#### Your goal
Reproduce all the lines exactly as they stand, apart from the pictures.
══════
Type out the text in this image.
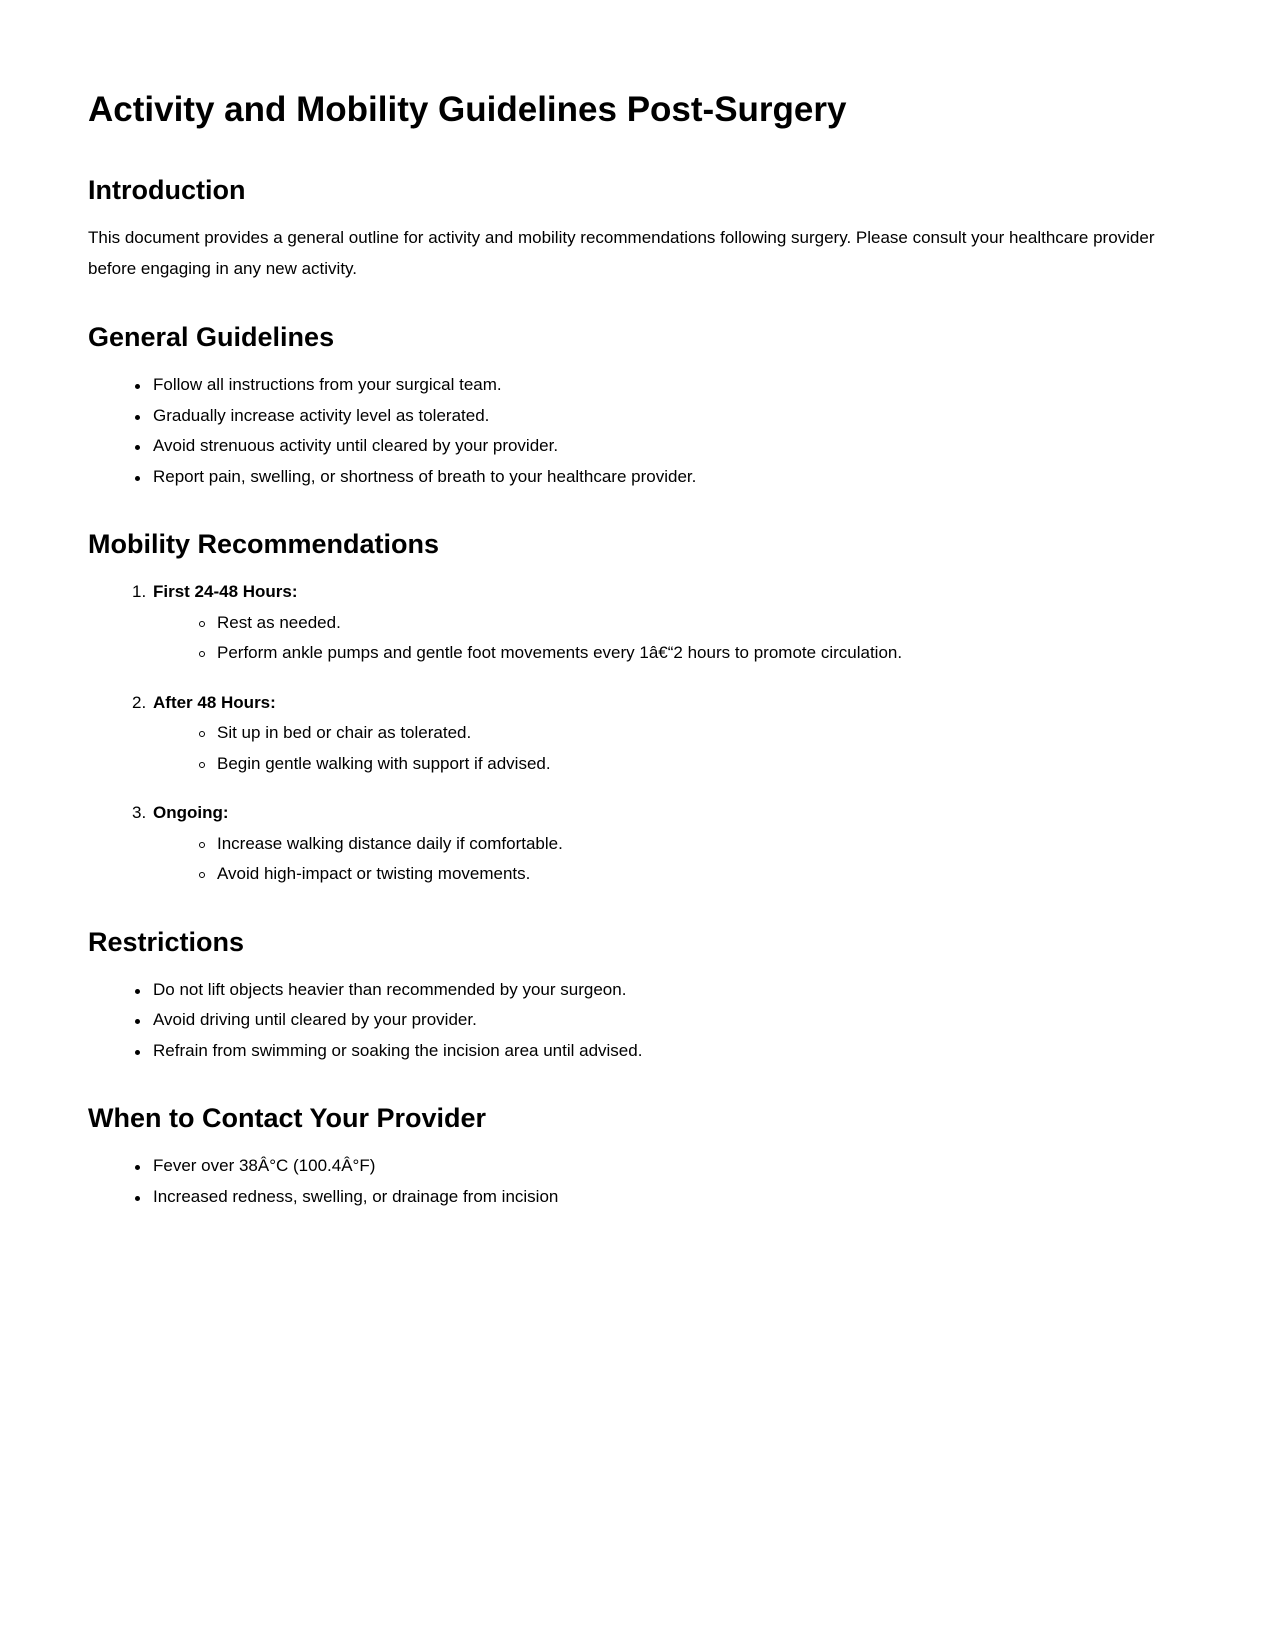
Activity and Mobility Guidelines Post-Surgery
Introduction

This document provides a general outline for activity and mobility recommendations following surgery. Please consult your healthcare provider before engaging in any new activity.

General Guidelines
Follow all instructions from your surgical team.
Gradually increase activity level as tolerated.
Avoid strenuous activity until cleared by your provider.
Report pain, swelling, or shortness of breath to your healthcare provider.
Mobility Recommendations
1. First 24-48 Hours:
Rest as needed.
Perform ankle pumps and gentle foot movements every 1â€“2 hours to promote circulation.
2. After 48 Hours:
Sit up in bed or chair as tolerated.
Begin gentle walking with support if advised.
3. Ongoing:
Increase walking distance daily if comfortable.
Avoid high-impact or twisting movements.
Restrictions
Do not lift objects heavier than recommended by your surgeon.
Avoid driving until cleared by your provider.
Refrain from swimming or soaking the incision area until advised.
When to Contact Your Provider
Fever over 38Â°C (100.4Â°F)
Increased redness, swelling, or drainage from incision
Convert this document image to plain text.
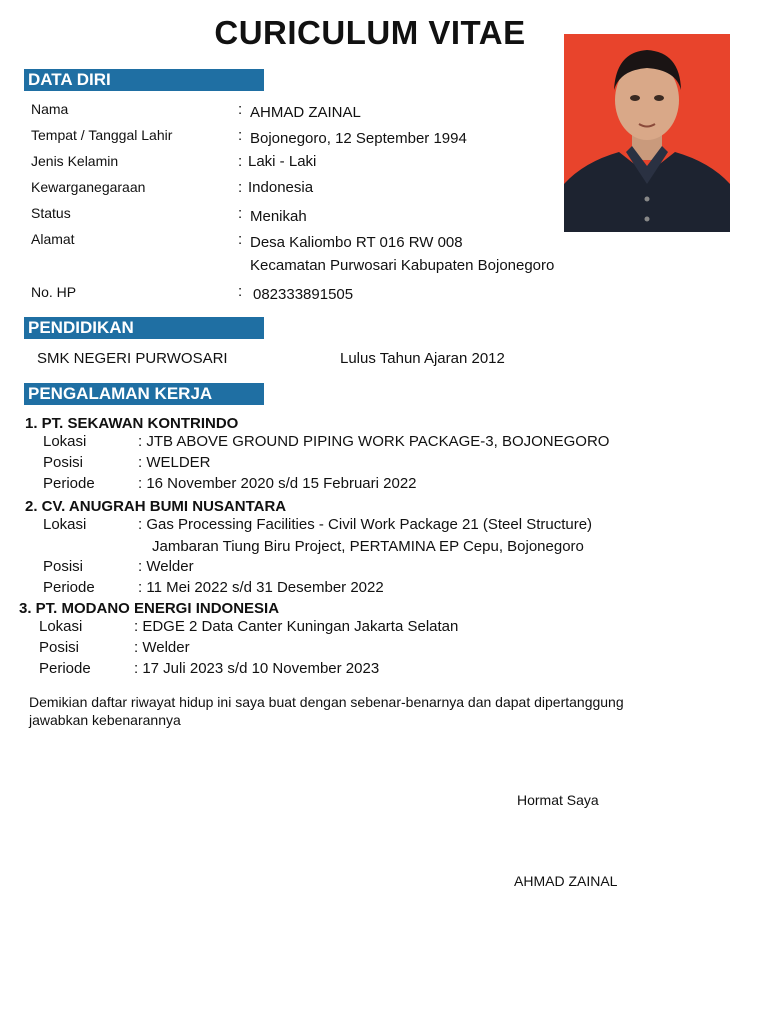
CURICULUM VITAE
DATA DIRI
Nama	: AHMAD ZAINAL
Tempat / Tanggal Lahir	: Bojonegoro, 12 September 1994
Jenis Kelamin	: Laki - Laki
Kewarganegaraan	: Indonesia
Status	: Menikah
Alamat	: Desa Kaliombo RT 016 RW 008
Kecamatan Purwosari Kabupaten Bojonegoro
No. HP	: 082333891505
PENDIDIKAN
SMK NEGERI PURWOSARI	Lulus Tahun Ajaran 2012
PENGALAMAN KERJA
1. PT. SEKAWAN KONTRINDO
Lokasi	: JTB ABOVE GROUND PIPING WORK PACKAGE-3, BOJONEGORO
Posisi	: WELDER
Periode	: 16 November 2020 s/d 15 Februari 2022
2. CV. ANUGRAH BUMI NUSANTARA
Lokasi	: Gas Processing Facilities - Civil Work Package 21 (Steel Structure)
Jambaran Tiung Biru Project, PERTAMINA EP Cepu, Bojonegoro
Posisi	: Welder
Periode	: 11 Mei 2022 s/d 31 Desember 2022
3. PT. MODANO ENERGI INDONESIA
Lokasi	: EDGE 2 Data Canter Kuningan Jakarta Selatan
Posisi	: Welder
Periode	: 17 Juli 2023 s/d 10 November 2023
Demikian daftar riwayat hidup ini saya buat dengan sebenar-benarnya dan dapat dipertanggung
jawabkan kebenarannya
Hormat Saya
AHMAD ZAINAL
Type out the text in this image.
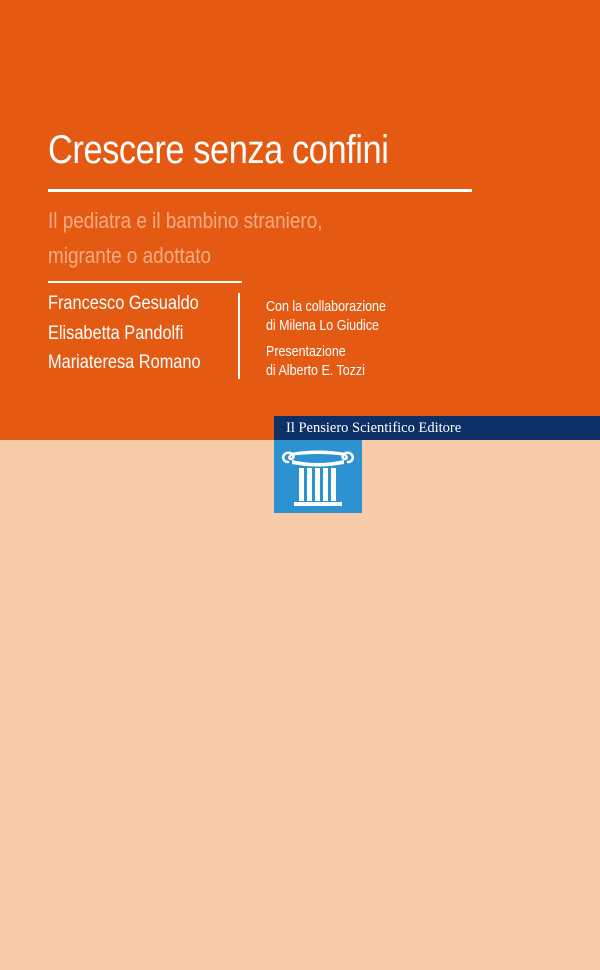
Crescere senza confini
Il pediatra e il bambino straniero,
migrante o adottato
Francesco Gesualdo
Elisabetta Pandolfi
Mariateresa Romano
Con la collaborazione
di Milena Lo Giudice
Presentazione
di Alberto E. Tozzi
Il Pensiero Scientifico Editore
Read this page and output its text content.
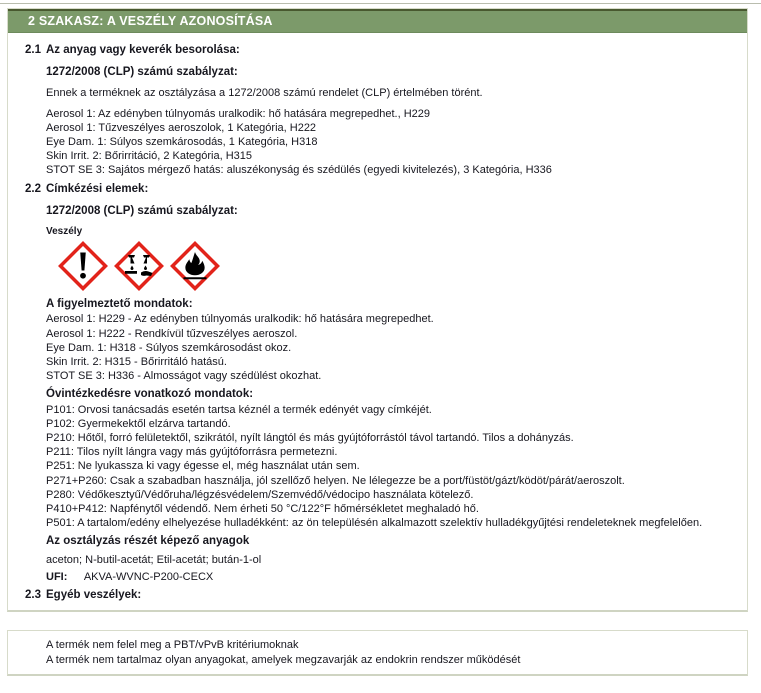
2 SZAKASZ: A VESZÉLY AZONOSÍTÁSA
2.1 Az anyag vagy keverék besorolása:

1272/2008 (CLP) számú szabályzat:

Ennek a terméknek az osztályzása a 1272/2008 számú rendelet (CLP) értelmében törént.

Aerosol 1: Az edényben túlnyomás uralkodik: hő hatására megrepedhet., H229
Aerosol 1: Tűzveszélyes aeroszolok, 1 Kategória, H222
Eye Dam. 1: Súlyos szemkárosodás, 1 Kategória, H318
Skin Irrit. 2: Bőrirritáció, 2 Kategória, H315
STOT SE 3: Sajátos mérgező hatás: aluszékonyság és szédülés (egyedi kivitelezés), 3 Kategória, H336
2.2 Címkézési elemek:

1272/2008 (CLP) számú szabályzat:

Veszély

A figyelmeztető mondatok:

Aerosol 1: H229 - Az edényben túlnyomás uralkodik: hő hatására megrepedhet.
Aerosol 1: H222 - Rendkívül tűzveszélyes aeroszol.
Eye Dam. 1: H318 - Súlyos szemkárosodást okoz.
Skin Irrit. 2: H315 - Bőrirritáló hatású.
STOT SE 3: H336 - Almosságot vagy szédülést okozhat.

Óvintézkedésre vonatkozó mondatok:

P101: Orvosi tanácsadás esetén tartsa kéznél a termék edényét vagy címkéjét.
P102: Gyermekektől elzárva tartandó.
P210: Hőtől, forró felületektől, szikrától, nyílt lángtól és más gyújtóforrástól távol tartandó. Tilos a dohányzás.
P211: Tilos nyílt lángra vagy más gyújtóforrásra permetezni.
P251: Ne lyukassza ki vagy égesse el, még használat után sem.
P271+P260: Csak a szabadban használja, jól szellőző helyen. Ne lélegezze be a port/füstöt/gázt/ködöt/párát/aeroszolt.
P280: Védőkesztyű/Védőruha/légzésvédelem/Szemvédő/védocipo használata kötelező.
P410+P412: Napfénytől védendő. Nem érheti 50 °C/122°F hőmérsékletet meghaladó hő.
P501: A tartalom/edény elhelyezése hulladékként: az ön településén alkalmazott szelektív hulladékgyűjtési rendeleteknek megfelelően.

Az osztályzás részét képező anyagok

aceton; N-butil-acetát; Etil-acetát; bután-1-ol

UFI: AKVA-WVNC-P200-CECX

2.3 Egyéb veszélyek:
A termék nem felel meg a PBT/vPvB kritériumoknak
A termék nem tartalmaz olyan anyagokat, amelyek megzavarják az endokrin rendszer működését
══════
#### Correct result
Type out the text in this image.
Activity and Mobility Guidelines Post-Surgery
Introduction

This document provides a general outline for activity and mobility recommendations following surgery. Please consult your healthcare provider before engaging in any new activity.

General Guidelines
Follow all instructions from your surgical team.
Gradually increase activity level as tolerated.
Avoid strenuous activity until cleared by your provider.
Report pain, swelling, or shortness of breath to your healthcare provider.
Mobility Recommendations
1. First 24-48 Hours:
Rest as needed.
Perform ankle pumps and gentle foot movements every 1â€“2 hours to promote circulation.
2. After 48 Hours:
Sit up in bed or chair as tolerated.
Begin gentle walking with support if advised.
3. Ongoing:
Increase walking distance daily if comfortable.
Avoid high-impact or twisting movements.
Restrictions
Do not lift objects heavier than recommended by your surgeon.
Avoid driving until cleared by your provider.
Refrain from swimming or soaking the incision area until advised.
When to Contact Your Provider
Fever over 38Â°C (100.4Â°F)
Increased redness, swelling, or drainage from incision
Convert this document image to plain text.
CURICULUM VITAE
DATA DIRI
Nama	: AHMAD ZAINAL
Tempat / Tanggal Lahir	: Bojonegoro, 12 September 1994
Jenis Kelamin	: Laki - Laki
Kewarganegaraan	: Indonesia
Status	: Menikah
Alamat	: Desa Kaliombo RT 016 RW 008
Kecamatan Purwosari Kabupaten Bojonegoro
No. HP	: 082333891505
PENDIDIKAN
SMK NEGERI PURWOSARI	Lulus Tahun Ajaran 2012
PENGALAMAN KERJA
1. PT. SEKAWAN KONTRINDO
Lokasi	: JTB ABOVE GROUND PIPING WORK PACKAGE-3, BOJONEGORO
Posisi	: WELDER
Periode	: 16 November 2020 s/d 15 Februari 2022
2. CV. ANUGRAH BUMI NUSANTARA
Lokasi	: Gas Processing Facilities - Civil Work Package 21 (Steel Structure)
Jambaran Tiung Biru Project, PERTAMINA EP Cepu, Bojonegoro
Posisi	: Welder
Periode	: 11 Mei 2022 s/d 31 Desember 2022
3. PT. MODANO ENERGI INDONESIA
Lokasi	: EDGE 2 Data Canter Kuningan Jakarta Selatan
Posisi	: Welder
Periode	: 17 Juli 2023 s/d 10 November 2023
Demikian daftar riwayat hidup ini saya buat dengan sebenar-benarnya dan dapat dipertanggung
jawabkan kebenarannya
Hormat Saya
AHMAD ZAINAL
Type out the text in this image.
Crescere senza confini
Il pediatra e il bambino straniero,
migrante o adottato
Francesco Gesualdo
Elisabetta Pandolfi
Mariateresa Romano
Con la collaborazione
di Milena Lo Giudice
Presentazione
di Alberto E. Tozzi
Il Pensiero Scientifico Editore
Read this page and output its text content.
2 SZAKASZ: A VESZÉLY AZONOSÍTÁSA
2.1 Az anyag vagy keverék besorolása:

1272/2008 (CLP) számú szabályzat:

Ennek a terméknek az osztályzása a 1272/2008 számú rendelet (CLP) értelmében törént.

Aerosol 1: Az edényben túlnyomás uralkodik: hő hatására megrepedhet., H229
Aerosol 1: Tűzveszélyes aeroszolok, 1 Kategória, H222
Eye Dam. 1: Súlyos szemkárosodás, 1 Kategória, H318
Skin Irrit. 2: Bőrirritáció, 2 Kategória, H315
STOT SE 3: Sajátos mérgező hatás: aluszékonyság és szédülés (egyedi kivitelezés), 3 Kategória, H336
2.2 Címkézési elemek:

1272/2008 (CLP) számú szabályzat:

Veszély

A figyelmeztető mondatok:

Aerosol 1: H229 - Az edényben túlnyomás uralkodik: hő hatására megrepedhet.
Aerosol 1: H222 - Rendkívül tűzveszélyes aeroszol.
Eye Dam. 1: H318 - Súlyos szemkárosodást okoz.
Skin Irrit. 2: H315 - Bőrirritáló hatású.
STOT SE 3: H336 - Almosságot vagy szédülést okozhat.

Óvintézkedésre vonatkozó mondatok:

P101: Orvosi tanácsadás esetén tartsa kéznél a termék edényét vagy címkéjét.
P102: Gyermekektől elzárva tartandó.
P210: Hőtől, forró felületektől, szikrától, nyílt lángtól és más gyújtóforrástól távol tartandó. Tilos a dohányzás.
P211: Tilos nyílt lángra vagy más gyújtóforrásra permetezni.
P251: Ne lyukassza ki vagy égesse el, még használat után sem.
P271+P260: Csak a szabadban használja, jól szellőző helyen. Ne lélegezze be a port/füstöt/gázt/ködöt/párát/aeroszolt.
P280: Védőkesztyű/Védőruha/légzésvédelem/Szemvédő/védocipo használata kötelező.
P410+P412: Napfénytől védendő. Nem érheti 50 °C/122°F hőmérsékletet meghaladó hő.
P501: A tartalom/edény elhelyezése hulladékként: az ön településén alkalmazott szelektív hulladékgyűjtési rendeleteknek megfelelően.

Az osztályzás részét képező anyagok

aceton; N-butil-acetát; Etil-acetát; bután-1-ol

UFI: AKVA-WVNC-P200-CECX

2.3 Egyéb veszélyek:
A termék nem felel meg a PBT/vPvB kritériumoknak
A termék nem tartalmaz olyan anyagokat, amelyek megzavarják az endokrin rendszer működését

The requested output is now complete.